__Exercise description__
Write the records below out again exactly as given, with no images.

━━━━━ Raw records ━━━━━

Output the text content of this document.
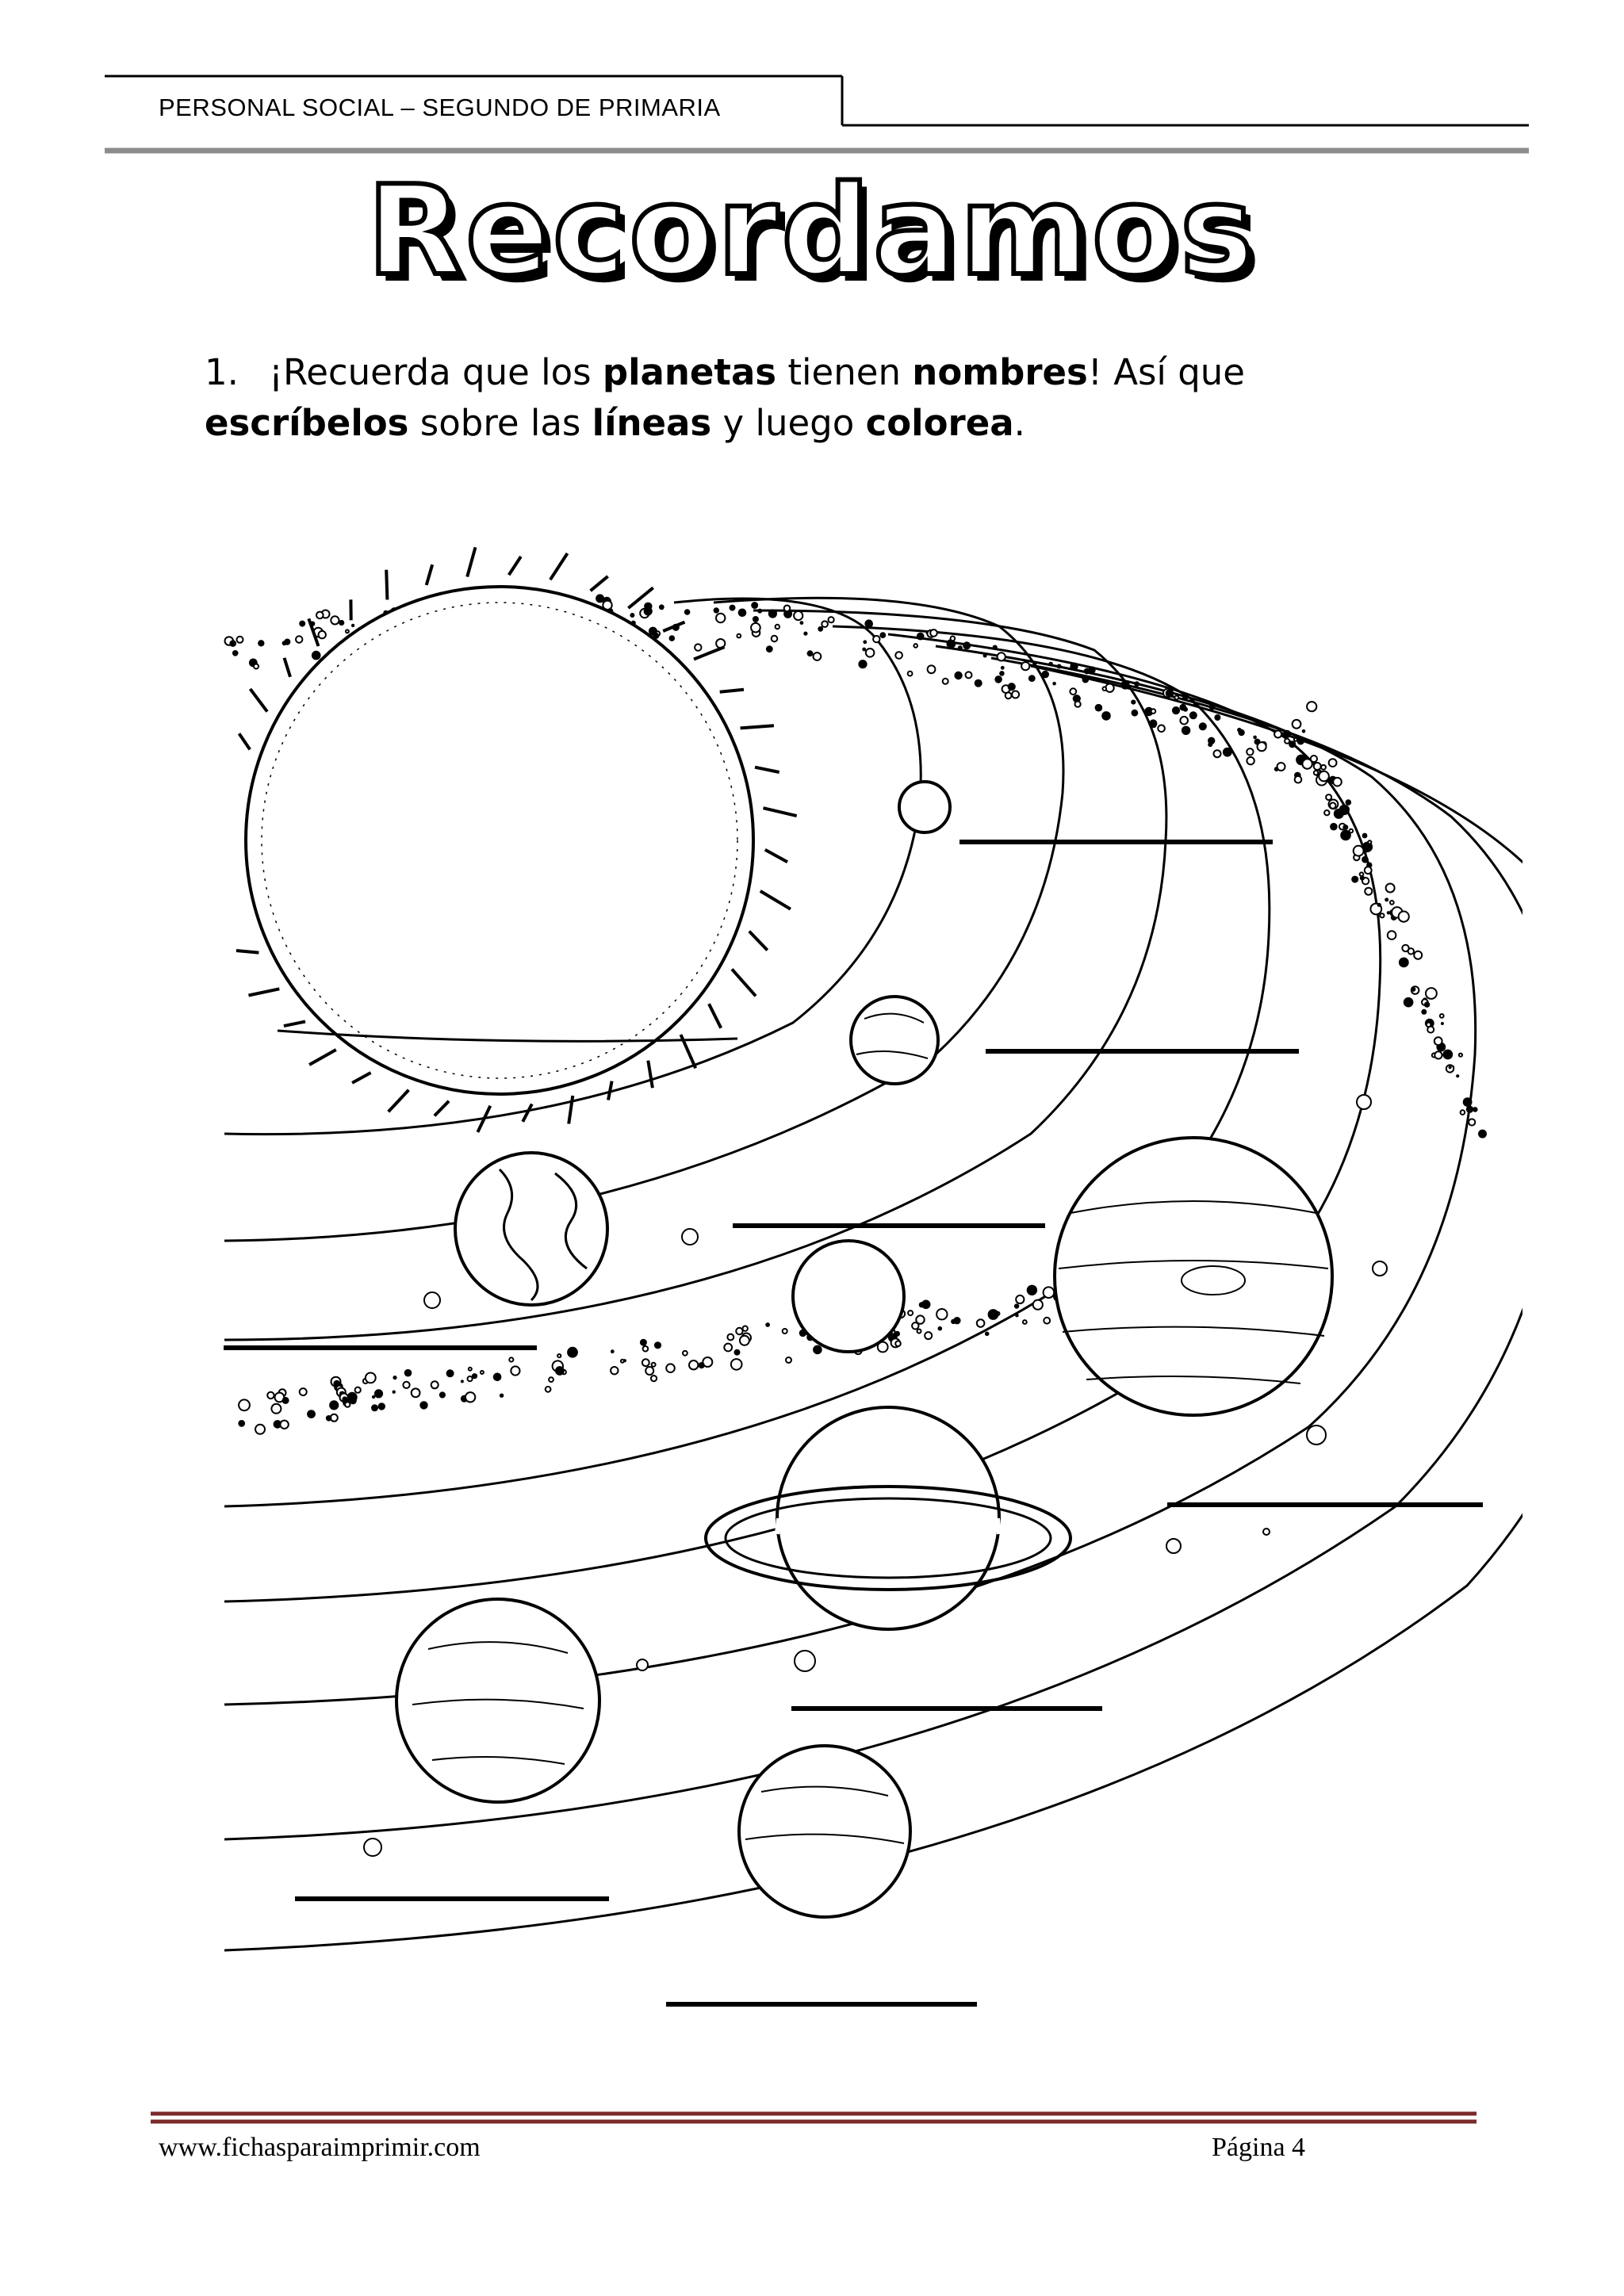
PERSONAL SOCIAL – SEGUNDO DE PRIMARIA
Recordamos
1. ¡Recuerda que los planetas tienen nombres! Así que escríbelos sobre las líneas y luego colorea.
www.fichasparaimprimir.com	Página 4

━━━━━

__In response__
Output the text content of this document.
PERSONAL SOCIAL – SEGUNDO DE PRIMARIA
Recordamos
1. ¡Recuerda que los planetas tienen nombres! Así que escríbelos sobre las líneas y luego colorea.
www.fichasparaimprimir.com	Página 4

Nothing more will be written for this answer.